Each line that follows should be printed again exactly as it stands.

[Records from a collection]
==*==
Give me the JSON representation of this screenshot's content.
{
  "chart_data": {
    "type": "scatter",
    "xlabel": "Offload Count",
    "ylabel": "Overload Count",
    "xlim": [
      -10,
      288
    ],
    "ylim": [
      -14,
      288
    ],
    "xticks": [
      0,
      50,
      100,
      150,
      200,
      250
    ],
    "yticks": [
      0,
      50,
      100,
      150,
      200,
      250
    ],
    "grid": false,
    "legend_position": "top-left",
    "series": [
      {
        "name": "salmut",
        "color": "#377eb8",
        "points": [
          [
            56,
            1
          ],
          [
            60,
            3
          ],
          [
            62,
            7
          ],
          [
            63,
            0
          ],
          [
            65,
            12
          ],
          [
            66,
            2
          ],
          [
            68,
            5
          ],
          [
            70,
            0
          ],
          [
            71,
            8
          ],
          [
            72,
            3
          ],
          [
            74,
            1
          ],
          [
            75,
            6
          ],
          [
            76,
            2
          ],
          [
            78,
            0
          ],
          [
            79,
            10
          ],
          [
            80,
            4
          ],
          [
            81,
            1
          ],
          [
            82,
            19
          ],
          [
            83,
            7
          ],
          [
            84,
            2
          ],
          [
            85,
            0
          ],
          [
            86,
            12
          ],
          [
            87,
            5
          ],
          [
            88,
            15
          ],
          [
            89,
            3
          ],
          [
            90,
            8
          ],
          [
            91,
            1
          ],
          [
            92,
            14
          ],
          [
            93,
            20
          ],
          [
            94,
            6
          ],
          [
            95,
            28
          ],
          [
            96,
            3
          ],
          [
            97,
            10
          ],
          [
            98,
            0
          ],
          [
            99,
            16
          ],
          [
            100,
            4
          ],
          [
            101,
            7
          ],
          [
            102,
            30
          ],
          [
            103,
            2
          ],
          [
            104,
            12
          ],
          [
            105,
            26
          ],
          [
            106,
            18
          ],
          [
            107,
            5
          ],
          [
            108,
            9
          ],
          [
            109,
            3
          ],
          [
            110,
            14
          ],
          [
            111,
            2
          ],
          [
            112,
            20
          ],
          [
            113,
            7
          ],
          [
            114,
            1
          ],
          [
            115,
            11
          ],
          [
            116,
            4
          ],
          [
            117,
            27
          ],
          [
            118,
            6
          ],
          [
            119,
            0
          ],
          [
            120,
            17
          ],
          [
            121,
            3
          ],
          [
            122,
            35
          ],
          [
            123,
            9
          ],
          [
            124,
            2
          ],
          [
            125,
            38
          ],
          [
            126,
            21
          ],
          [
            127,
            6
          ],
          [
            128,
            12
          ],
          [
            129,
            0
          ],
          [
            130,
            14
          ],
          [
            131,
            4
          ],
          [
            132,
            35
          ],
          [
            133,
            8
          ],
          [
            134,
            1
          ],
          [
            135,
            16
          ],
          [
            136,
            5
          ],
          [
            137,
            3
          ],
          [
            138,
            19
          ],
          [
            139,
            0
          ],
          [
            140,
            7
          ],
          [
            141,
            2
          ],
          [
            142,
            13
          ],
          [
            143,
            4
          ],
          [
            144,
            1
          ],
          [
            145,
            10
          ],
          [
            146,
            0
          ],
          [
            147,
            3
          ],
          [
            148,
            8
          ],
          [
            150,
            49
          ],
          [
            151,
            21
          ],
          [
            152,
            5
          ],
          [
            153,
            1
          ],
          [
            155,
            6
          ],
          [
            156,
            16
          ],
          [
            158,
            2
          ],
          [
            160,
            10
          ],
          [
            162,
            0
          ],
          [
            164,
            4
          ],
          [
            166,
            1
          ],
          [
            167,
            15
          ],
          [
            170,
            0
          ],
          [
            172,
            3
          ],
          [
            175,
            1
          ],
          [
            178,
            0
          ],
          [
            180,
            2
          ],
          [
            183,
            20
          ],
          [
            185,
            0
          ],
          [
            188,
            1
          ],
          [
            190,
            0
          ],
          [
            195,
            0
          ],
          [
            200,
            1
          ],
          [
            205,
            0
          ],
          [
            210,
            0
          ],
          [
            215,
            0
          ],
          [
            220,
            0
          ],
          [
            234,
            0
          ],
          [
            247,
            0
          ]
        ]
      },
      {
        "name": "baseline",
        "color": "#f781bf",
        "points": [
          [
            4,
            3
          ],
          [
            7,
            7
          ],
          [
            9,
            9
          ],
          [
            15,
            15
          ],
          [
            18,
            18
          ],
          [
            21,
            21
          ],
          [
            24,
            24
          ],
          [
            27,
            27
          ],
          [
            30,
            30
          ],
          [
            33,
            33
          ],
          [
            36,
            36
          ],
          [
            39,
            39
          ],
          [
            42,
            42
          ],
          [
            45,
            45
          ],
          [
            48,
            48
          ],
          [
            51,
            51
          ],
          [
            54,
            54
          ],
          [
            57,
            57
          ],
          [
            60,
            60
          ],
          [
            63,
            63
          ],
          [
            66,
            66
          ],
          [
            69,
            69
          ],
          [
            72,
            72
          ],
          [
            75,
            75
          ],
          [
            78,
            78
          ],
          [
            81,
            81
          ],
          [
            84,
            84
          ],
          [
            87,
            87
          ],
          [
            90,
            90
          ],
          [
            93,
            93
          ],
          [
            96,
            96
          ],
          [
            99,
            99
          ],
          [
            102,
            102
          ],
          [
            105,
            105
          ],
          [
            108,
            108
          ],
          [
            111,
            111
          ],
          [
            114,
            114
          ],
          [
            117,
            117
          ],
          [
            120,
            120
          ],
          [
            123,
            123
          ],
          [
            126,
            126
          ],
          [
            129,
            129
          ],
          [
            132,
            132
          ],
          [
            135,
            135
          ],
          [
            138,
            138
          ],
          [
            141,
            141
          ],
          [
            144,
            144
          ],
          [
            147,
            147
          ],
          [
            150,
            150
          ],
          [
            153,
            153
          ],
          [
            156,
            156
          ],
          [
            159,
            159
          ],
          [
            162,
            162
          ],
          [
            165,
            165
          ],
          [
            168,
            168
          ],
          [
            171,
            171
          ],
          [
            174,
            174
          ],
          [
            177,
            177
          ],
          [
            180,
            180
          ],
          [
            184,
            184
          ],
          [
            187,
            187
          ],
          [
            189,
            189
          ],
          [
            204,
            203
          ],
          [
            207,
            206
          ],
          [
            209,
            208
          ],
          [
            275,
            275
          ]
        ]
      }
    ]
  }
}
==*==
### FULL OUTPUT
Give me the JSON representation of this screenshot's content.
{
  "chart_data": {
    "type": "scatter",
    "xlabel": "Offload Count",
    "ylabel": "Overload Count",
    "xlim": [
      -10,
      288
    ],
    "ylim": [
      -14,
      288
    ],
    "xticks": [
      0,
      50,
      100,
      150,
      200,
      250
    ],
    "yticks": [
      0,
      50,
      100,
      150,
      200,
      250
    ],
    "grid": false,
    "legend_position": "top-left",
    "series": [
      {
        "name": "salmut",
        "color": "#377eb8",
        "points": [
          [
            56,
            1
          ],
          [
            60,
            3
          ],
          [
            62,
            7
          ],
          [
            63,
            0
          ],
          [
            65,
            12
          ],
          [
            66,
            2
          ],
          [
            68,
            5
          ],
          [
            70,
            0
          ],
          [
            71,
            8
          ],
          [
            72,
            3
          ],
          [
            74,
            1
          ],
          [
            75,
            6
          ],
          [
            76,
            2
          ],
          [
            78,
            0
          ],
          [
            79,
            10
          ],
          [
            80,
            4
          ],
          [
            81,
            1
          ],
          [
            82,
            19
          ],
          [
            83,
            7
          ],
          [
            84,
            2
          ],
          [
            85,
            0
          ],
          [
            86,
            12
          ],
          [
            87,
            5
          ],
          [
            88,
            15
          ],
          [
            89,
            3
          ],
          [
            90,
            8
          ],
          [
            91,
            1
          ],
          [
            92,
            14
          ],
          [
            93,
            20
          ],
          [
            94,
            6
          ],
          [
            95,
            28
          ],
          [
            96,
            3
          ],
          [
            97,
            10
          ],
          [
            98,
            0
          ],
          [
            99,
            16
          ],
          [
            100,
            4
          ],
          [
            101,
            7
          ],
          [
            102,
            30
          ],
          [
            103,
            2
          ],
          [
            104,
            12
          ],
          [
            105,
            26
          ],
          [
            106,
            18
          ],
          [
            107,
            5
          ],
          [
            108,
            9
          ],
          [
            109,
            3
          ],
          [
            110,
            14
          ],
          [
            111,
            2
          ],
          [
            112,
            20
          ],
          [
            113,
            7
          ],
          [
            114,
            1
          ],
          [
            115,
            11
          ],
          [
            116,
            4
          ],
          [
            117,
            27
          ],
          [
            118,
            6
          ],
          [
            119,
            0
          ],
          [
            120,
            17
          ],
          [
            121,
            3
          ],
          [
            122,
            35
          ],
          [
            123,
            9
          ],
          [
            124,
            2
          ],
          [
            125,
            38
          ],
          [
            126,
            21
          ],
          [
            127,
            6
          ],
          [
            128,
            12
          ],
          [
            129,
            0
          ],
          [
            130,
            14
          ],
          [
            131,
            4
          ],
          [
            132,
            35
          ],
          [
            133,
            8
          ],
          [
            134,
            1
          ],
          [
            135,
            16
          ],
          [
            136,
            5
          ],
          [
            137,
            3
          ],
          [
            138,
            19
          ],
          [
            139,
            0
          ],
          [
            140,
            7
          ],
          [
            141,
            2
          ],
          [
            142,
            13
          ],
          [
            143,
            4
          ],
          [
            144,
            1
          ],
          [
            145,
            10
          ],
          [
            146,
            0
          ],
          [
            147,
            3
          ],
          [
            148,
            8
          ],
          [
            150,
            49
          ],
          [
            151,
            21
          ],
          [
            152,
            5
          ],
          [
            153,
            1
          ],
          [
            155,
            6
          ],
          [
            156,
            16
          ],
          [
            158,
            2
          ],
          [
            160,
            10
          ],
          [
            162,
            0
          ],
          [
            164,
            4
          ],
          [
            166,
            1
          ],
          [
            167,
            15
          ],
          [
            170,
            0
          ],
          [
            172,
            3
          ],
          [
            175,
            1
          ],
          [
            178,
            0
          ],
          [
            180,
            2
          ],
          [
            183,
            20
          ],
          [
            185,
            0
          ],
          [
            188,
            1
          ],
          [
            190,
            0
          ],
          [
            195,
            0
          ],
          [
            200,
            1
          ],
          [
            205,
            0
          ],
          [
            210,
            0
          ],
          [
            215,
            0
          ],
          [
            220,
            0
          ],
          [
            234,
            0
          ],
          [
            247,
            0
          ]
        ]
      },
      {
        "name": "baseline",
        "color": "#f781bf",
        "points": [
          [
            4,
            3
          ],
          [
            7,
            7
          ],
          [
            9,
            9
          ],
          [
            15,
            15
          ],
          [
            18,
            18
          ],
          [
            21,
            21
          ],
          [
            24,
            24
          ],
          [
            27,
            27
          ],
          [
            30,
            30
          ],
          [
            33,
            33
          ],
          [
            36,
            36
          ],
          [
            39,
            39
          ],
          [
            42,
            42
          ],
          [
            45,
            45
          ],
          [
            48,
            48
          ],
          [
            51,
            51
          ],
          [
            54,
            54
          ],
          [
            57,
            57
          ],
          [
            60,
            60
          ],
          [
            63,
            63
          ],
          [
            66,
            66
          ],
          [
            69,
            69
          ],
          [
            72,
            72
          ],
          [
            75,
            75
          ],
          [
            78,
            78
          ],
          [
            81,
            81
          ],
          [
            84,
            84
          ],
          [
            87,
            87
          ],
          [
            90,
            90
          ],
          [
            93,
            93
          ],
          [
            96,
            96
          ],
          [
            99,
            99
          ],
          [
            102,
            102
          ],
          [
            105,
            105
          ],
          [
            108,
            108
          ],
          [
            111,
            111
          ],
          [
            114,
            114
          ],
          [
            117,
            117
          ],
          [
            120,
            120
          ],
          [
            123,
            123
          ],
          [
            126,
            126
          ],
          [
            129,
            129
          ],
          [
            132,
            132
          ],
          [
            135,
            135
          ],
          [
            138,
            138
          ],
          [
            141,
            141
          ],
          [
            144,
            144
          ],
          [
            147,
            147
          ],
          [
            150,
            150
          ],
          [
            153,
            153
          ],
          [
            156,
            156
          ],
          [
            159,
            159
          ],
          [
            162,
            162
          ],
          [
            165,
            165
          ],
          [
            168,
            168
          ],
          [
            171,
            171
          ],
          [
            174,
            174
          ],
          [
            177,
            177
          ],
          [
            180,
            180
          ],
          [
            184,
            184
          ],
          [
            187,
            187
          ],
          [
            189,
            189
          ],
          [
            204,
            203
          ],
          [
            207,
            206
          ],
          [
            209,
            208
          ],
          [
            275,
            275
          ]
        ]
      }
    ]
  }
}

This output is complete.